--- RECORD EXTRACTS ---

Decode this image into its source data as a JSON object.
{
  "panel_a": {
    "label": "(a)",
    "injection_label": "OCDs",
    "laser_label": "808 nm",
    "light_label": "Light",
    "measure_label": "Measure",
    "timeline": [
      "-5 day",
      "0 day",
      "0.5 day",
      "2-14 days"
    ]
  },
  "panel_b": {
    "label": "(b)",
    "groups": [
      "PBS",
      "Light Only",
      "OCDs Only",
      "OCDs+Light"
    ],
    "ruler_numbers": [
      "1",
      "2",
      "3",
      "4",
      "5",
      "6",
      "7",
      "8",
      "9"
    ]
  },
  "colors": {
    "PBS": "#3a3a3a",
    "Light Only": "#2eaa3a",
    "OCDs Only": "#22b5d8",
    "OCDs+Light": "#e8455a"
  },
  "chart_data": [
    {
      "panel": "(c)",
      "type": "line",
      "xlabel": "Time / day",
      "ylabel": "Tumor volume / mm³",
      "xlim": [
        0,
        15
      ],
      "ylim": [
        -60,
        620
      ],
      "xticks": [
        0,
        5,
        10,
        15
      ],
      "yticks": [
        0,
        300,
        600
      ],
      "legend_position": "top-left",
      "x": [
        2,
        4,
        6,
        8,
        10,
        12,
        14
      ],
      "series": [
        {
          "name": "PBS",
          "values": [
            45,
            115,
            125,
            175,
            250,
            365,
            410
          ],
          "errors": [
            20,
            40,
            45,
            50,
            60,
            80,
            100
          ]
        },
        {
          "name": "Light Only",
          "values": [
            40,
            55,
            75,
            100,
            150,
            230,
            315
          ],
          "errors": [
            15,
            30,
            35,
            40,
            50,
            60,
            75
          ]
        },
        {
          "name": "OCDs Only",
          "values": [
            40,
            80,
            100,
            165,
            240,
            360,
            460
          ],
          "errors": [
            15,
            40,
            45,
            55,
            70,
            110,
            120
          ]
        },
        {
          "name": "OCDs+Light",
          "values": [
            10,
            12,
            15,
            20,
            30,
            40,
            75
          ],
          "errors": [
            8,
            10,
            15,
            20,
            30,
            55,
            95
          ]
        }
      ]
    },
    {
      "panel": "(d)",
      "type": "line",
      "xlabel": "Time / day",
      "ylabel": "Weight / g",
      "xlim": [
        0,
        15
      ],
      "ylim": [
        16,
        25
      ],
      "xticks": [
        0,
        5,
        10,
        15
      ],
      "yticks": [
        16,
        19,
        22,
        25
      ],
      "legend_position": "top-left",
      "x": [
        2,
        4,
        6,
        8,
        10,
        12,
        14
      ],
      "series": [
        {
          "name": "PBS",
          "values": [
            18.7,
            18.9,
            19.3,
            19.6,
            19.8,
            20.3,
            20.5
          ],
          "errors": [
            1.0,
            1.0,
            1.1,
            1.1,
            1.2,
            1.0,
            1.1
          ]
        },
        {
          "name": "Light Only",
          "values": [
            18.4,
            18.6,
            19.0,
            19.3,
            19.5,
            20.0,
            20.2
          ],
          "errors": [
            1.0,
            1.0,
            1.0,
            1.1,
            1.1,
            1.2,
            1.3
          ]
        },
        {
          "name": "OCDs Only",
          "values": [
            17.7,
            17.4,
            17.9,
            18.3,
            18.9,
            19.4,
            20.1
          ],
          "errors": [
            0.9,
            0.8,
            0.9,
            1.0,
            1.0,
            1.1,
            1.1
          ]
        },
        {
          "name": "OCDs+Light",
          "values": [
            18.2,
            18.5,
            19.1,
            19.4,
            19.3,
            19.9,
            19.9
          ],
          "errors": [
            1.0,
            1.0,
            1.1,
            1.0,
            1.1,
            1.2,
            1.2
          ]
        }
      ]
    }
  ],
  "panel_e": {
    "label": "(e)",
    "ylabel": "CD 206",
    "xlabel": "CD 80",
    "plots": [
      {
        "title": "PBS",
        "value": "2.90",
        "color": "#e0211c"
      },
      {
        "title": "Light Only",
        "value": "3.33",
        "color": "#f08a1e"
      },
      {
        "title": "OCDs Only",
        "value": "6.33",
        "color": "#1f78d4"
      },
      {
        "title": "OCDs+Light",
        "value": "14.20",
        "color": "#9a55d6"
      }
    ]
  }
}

---

#### TASK ITEM:
All lines in the records above that contain "Only" are to be reported.

#### TASK RESULT:
      "Light Only",
      "OCDs Only",
    "Light Only": "#2eaa3a",
    "OCDs Only": "#22b5d8",
          "name": "Light Only",
          "name": "OCDs Only",
          "name": "Light Only",
          "name": "OCDs Only",
        "title": "Light Only",
        "title": "OCDs Only",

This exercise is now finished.